Return every entry in full, with no alterations.

Data about app and page elements
++++++++++++++++++++

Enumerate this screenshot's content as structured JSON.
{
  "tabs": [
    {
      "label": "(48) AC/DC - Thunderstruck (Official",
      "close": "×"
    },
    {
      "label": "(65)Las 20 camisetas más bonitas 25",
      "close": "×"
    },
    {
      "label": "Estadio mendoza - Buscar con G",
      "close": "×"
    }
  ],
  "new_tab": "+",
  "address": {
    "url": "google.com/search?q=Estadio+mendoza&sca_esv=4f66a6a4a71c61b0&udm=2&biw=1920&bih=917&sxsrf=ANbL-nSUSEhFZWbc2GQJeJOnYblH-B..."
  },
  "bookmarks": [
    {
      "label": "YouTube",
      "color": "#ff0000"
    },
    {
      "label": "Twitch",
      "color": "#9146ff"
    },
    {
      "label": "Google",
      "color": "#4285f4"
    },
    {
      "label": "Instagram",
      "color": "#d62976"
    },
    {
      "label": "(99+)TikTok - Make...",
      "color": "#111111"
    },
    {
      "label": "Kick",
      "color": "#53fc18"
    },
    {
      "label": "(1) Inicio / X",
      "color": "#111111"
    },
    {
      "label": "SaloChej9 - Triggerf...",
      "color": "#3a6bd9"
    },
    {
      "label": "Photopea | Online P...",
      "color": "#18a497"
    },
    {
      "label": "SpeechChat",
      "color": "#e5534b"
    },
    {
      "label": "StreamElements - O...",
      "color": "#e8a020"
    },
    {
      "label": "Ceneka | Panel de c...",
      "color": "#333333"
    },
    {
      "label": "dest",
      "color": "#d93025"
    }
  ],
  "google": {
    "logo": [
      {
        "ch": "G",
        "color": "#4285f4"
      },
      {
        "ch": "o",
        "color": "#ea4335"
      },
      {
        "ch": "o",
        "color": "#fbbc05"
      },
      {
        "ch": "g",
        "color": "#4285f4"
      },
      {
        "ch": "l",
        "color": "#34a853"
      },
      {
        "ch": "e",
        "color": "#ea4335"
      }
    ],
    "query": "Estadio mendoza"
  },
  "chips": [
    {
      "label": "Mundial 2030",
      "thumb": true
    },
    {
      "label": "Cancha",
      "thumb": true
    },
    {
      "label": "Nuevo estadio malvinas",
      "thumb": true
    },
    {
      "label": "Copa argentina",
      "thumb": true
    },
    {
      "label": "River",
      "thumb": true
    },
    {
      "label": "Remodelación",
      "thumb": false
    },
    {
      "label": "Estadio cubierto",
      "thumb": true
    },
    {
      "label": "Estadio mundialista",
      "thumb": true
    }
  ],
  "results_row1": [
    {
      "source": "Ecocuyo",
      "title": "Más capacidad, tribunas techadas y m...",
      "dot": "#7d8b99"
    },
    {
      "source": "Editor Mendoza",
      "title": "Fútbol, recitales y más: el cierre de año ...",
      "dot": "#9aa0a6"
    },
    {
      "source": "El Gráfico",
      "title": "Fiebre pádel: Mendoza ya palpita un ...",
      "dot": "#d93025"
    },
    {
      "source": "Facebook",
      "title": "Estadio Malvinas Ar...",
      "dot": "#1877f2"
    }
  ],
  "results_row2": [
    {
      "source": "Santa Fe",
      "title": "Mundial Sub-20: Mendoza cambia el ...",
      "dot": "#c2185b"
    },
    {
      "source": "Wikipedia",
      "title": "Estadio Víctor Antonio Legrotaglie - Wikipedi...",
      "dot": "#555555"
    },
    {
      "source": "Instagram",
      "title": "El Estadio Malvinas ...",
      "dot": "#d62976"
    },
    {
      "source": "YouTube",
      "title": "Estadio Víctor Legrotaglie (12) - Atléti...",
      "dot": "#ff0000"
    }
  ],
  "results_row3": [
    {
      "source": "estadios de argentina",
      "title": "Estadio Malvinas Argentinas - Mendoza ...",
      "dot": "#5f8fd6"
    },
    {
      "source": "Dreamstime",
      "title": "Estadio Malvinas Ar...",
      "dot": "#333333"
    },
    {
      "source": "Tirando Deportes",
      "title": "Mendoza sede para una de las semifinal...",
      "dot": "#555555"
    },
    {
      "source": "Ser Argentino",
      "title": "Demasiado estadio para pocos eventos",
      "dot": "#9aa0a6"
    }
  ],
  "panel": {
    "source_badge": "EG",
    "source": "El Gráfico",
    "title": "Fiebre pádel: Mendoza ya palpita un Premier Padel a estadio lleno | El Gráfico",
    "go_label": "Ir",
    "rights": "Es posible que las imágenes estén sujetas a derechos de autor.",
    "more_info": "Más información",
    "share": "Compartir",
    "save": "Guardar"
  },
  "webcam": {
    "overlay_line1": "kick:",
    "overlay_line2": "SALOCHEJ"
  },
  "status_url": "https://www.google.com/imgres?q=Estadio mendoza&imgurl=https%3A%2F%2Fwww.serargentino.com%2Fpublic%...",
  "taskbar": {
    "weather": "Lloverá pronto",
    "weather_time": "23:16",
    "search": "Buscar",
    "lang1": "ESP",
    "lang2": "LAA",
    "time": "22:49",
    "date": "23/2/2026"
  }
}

++++++++++++++++++++

Result:
Enumerate this screenshot's content as structured JSON.
{
  "tabs": [
    {
      "label": "(48) AC/DC - Thunderstruck (Official",
      "close": "×"
    },
    {
      "label": "(65)Las 20 camisetas más bonitas 25",
      "close": "×"
    },
    {
      "label": "Estadio mendoza - Buscar con G",
      "close": "×"
    }
  ],
  "new_tab": "+",
  "address": {
    "url": "google.com/search?q=Estadio+mendoza&sca_esv=4f66a6a4a71c61b0&udm=2&biw=1920&bih=917&sxsrf=ANbL-nSUSEhFZWbc2GQJeJOnYblH-B..."
  },
  "bookmarks": [
    {
      "label": "YouTube",
      "color": "#ff0000"
    },
    {
      "label": "Twitch",
      "color": "#9146ff"
    },
    {
      "label": "Google",
      "color": "#4285f4"
    },
    {
      "label": "Instagram",
      "color": "#d62976"
    },
    {
      "label": "(99+)TikTok - Make...",
      "color": "#111111"
    },
    {
      "label": "Kick",
      "color": "#53fc18"
    },
    {
      "label": "(1) Inicio / X",
      "color": "#111111"
    },
    {
      "label": "SaloChej9 - Triggerf...",
      "color": "#3a6bd9"
    },
    {
      "label": "Photopea | Online P...",
      "color": "#18a497"
    },
    {
      "label": "SpeechChat",
      "color": "#e5534b"
    },
    {
      "label": "StreamElements - O...",
      "color": "#e8a020"
    },
    {
      "label": "Ceneka | Panel de c...",
      "color": "#333333"
    },
    {
      "label": "dest",
      "color": "#d93025"
    }
  ],
  "google": {
    "logo": [
      {
        "ch": "G",
        "color": "#4285f4"
      },
      {
        "ch": "o",
        "color": "#ea4335"
      },
      {
        "ch": "o",
        "color": "#fbbc05"
      },
      {
        "ch": "g",
        "color": "#4285f4"
      },
      {
        "ch": "l",
        "color": "#34a853"
      },
      {
        "ch": "e",
        "color": "#ea4335"
      }
    ],
    "query": "Estadio mendoza"
  },
  "chips": [
    {
      "label": "Mundial 2030",
      "thumb": true
    },
    {
      "label": "Cancha",
      "thumb": true
    },
    {
      "label": "Nuevo estadio malvinas",
      "thumb": true
    },
    {
      "label": "Copa argentina",
      "thumb": true
    },
    {
      "label": "River",
      "thumb": true
    },
    {
      "label": "Remodelación",
      "thumb": false
    },
    {
      "label": "Estadio cubierto",
      "thumb": true
    },
    {
      "label": "Estadio mundialista",
      "thumb": true
    }
  ],
  "results_row1": [
    {
      "source": "Ecocuyo",
      "title": "Más capacidad, tribunas techadas y m...",
      "dot": "#7d8b99"
    },
    {
      "source": "Editor Mendoza",
      "title": "Fútbol, recitales y más: el cierre de año ...",
      "dot": "#9aa0a6"
    },
    {
      "source": "El Gráfico",
      "title": "Fiebre pádel: Mendoza ya palpita un ...",
      "dot": "#d93025"
    },
    {
      "source": "Facebook",
      "title": "Estadio Malvinas Ar...",
      "dot": "#1877f2"
    }
  ],
  "results_row2": [
    {
      "source": "Santa Fe",
      "title": "Mundial Sub-20: Mendoza cambia el ...",
      "dot": "#c2185b"
    },
    {
      "source": "Wikipedia",
      "title": "Estadio Víctor Antonio Legrotaglie - Wikipedi...",
      "dot": "#555555"
    },
    {
      "source": "Instagram",
      "title": "El Estadio Malvinas ...",
      "dot": "#d62976"
    },
    {
      "source": "YouTube",
      "title": "Estadio Víctor Legrotaglie (12) - Atléti...",
      "dot": "#ff0000"
    }
  ],
  "results_row3": [
    {
      "source": "estadios de argentina",
      "title": "Estadio Malvinas Argentinas - Mendoza ...",
      "dot": "#5f8fd6"
    },
    {
      "source": "Dreamstime",
      "title": "Estadio Malvinas Ar...",
      "dot": "#333333"
    },
    {
      "source": "Tirando Deportes",
      "title": "Mendoza sede para una de las semifinal...",
      "dot": "#555555"
    },
    {
      "source": "Ser Argentino",
      "title": "Demasiado estadio para pocos eventos",
      "dot": "#9aa0a6"
    }
  ],
  "panel": {
    "source_badge": "EG",
    "source": "El Gráfico",
    "title": "Fiebre pádel: Mendoza ya palpita un Premier Padel a estadio lleno | El Gráfico",
    "go_label": "Ir",
    "rights": "Es posible que las imágenes estén sujetas a derechos de autor.",
    "more_info": "Más información",
    "share": "Compartir",
    "save": "Guardar"
  },
  "webcam": {
    "overlay_line1": "kick:",
    "overlay_line2": "SALOCHEJ"
  },
  "status_url": "https://www.google.com/imgres?q=Estadio mendoza&imgurl=https%3A%2F%2Fwww.serargentino.com%2Fpublic%...",
  "taskbar": {
    "weather": "Lloverá pronto",
    "weather_time": "23:16",
    "search": "Buscar",
    "lang1": "ESP",
    "lang2": "LAA",
    "time": "22:49",
    "date": "23/2/2026"
  }
}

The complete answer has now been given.